## PROBLEM SET
1 > List every distinct phrase that appears inside double quotation marks in the discussion on gender and attraction, giving each one only once.
2 > In the discussion on gender and attraction, what is the study said to be about?

## TEXT SEGMENT
Nobody has to apologise for anything. For everybody it is true; either you like someone, or you don't.

But if someone insists that they need to subject someone to a chromosomal test before they can decide whether or not they like them, I think that is a bit weird. No kinkshaming.

The chromosomal test isn't necessary. The primary and secondary sexual characteristics are already visible.
 
The number of transphobes telling transwomen "you'll never be a man!" seems to suggest otherwise.

Is that... is that even a thing?

It seems more logical that a transphobe would tell a transwoman "you'll never be a woman!" than "you'll never be a man!"
 
Nobody has to apologise for anything. For everybody it is true; either you like someone, or you don't.

But if someone insists that they need to subject someone to a chromosomal test before they can decide whether or not they like them, I think that is a bit weird. No kinkshaming.


I'm not sure "like" is the important verb here. The word that really matters also has four letters, one of which is a k. It's very important to me, and I can only do it with females.

Yes, I know, there are other things I could do, and people even use the same word, but they aren't the same.

Wanting to do that thing, accepting no substitutes, is not weird. It also doesn't require a chromosomal test.
 
Maybe part of my inability to sypmathise with some of the arguments here is that I find a real big chunk of the people's faces I see every day don't have an earth shatteringly obvious gender. A lot do but plenty don't. It seems to me that there's a pretty large pool of people out there where I'm relying 100% on their presentation to assume their gender. So Prestige's 'males look like males, females look like females, you are just ignoring the truth' thing rings pretty hollow for me.
 
The study is about whether people would date people whose primary and secondary sexual characteristics are not in perfect alignment with each other.

You don't think it is surprising that gay males are attracted to people who don't look like males, and lesbians are attraced to people who do?

## DATA RECORDS
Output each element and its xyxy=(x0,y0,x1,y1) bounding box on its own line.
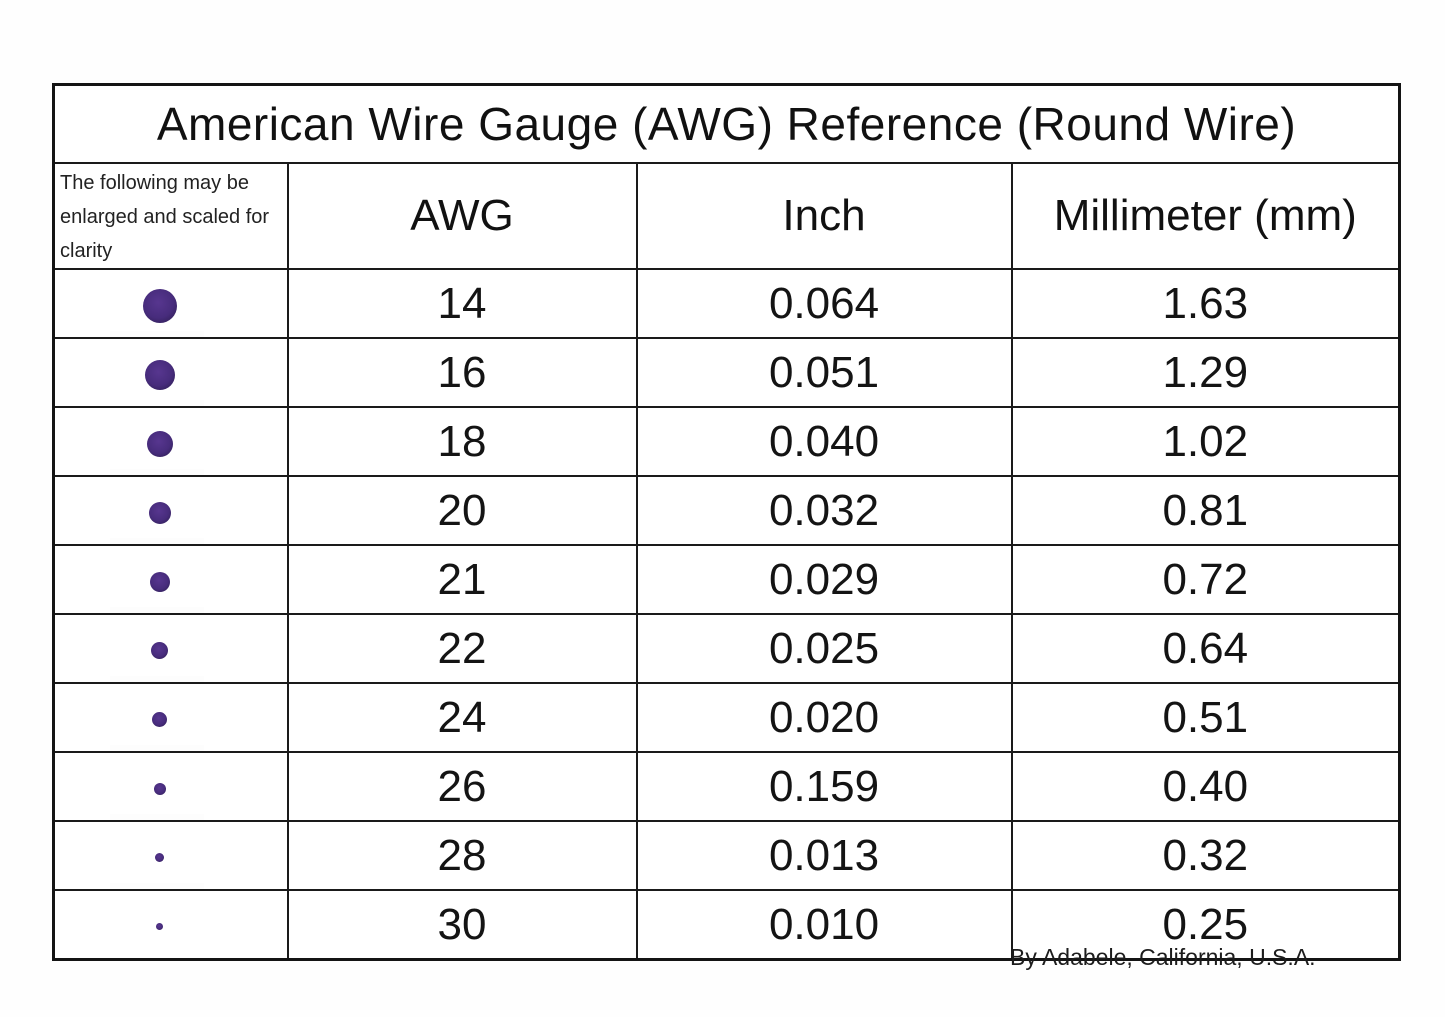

---

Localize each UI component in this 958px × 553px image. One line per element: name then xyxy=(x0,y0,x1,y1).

## RESULTS BY TASK
1 >
- "you'll never be a man!"
- "you'll never be a woman!"
- "like"

2 > It is about whether people would date people whose primary and secondary sexual characteristics are not in perfect alignment with each other.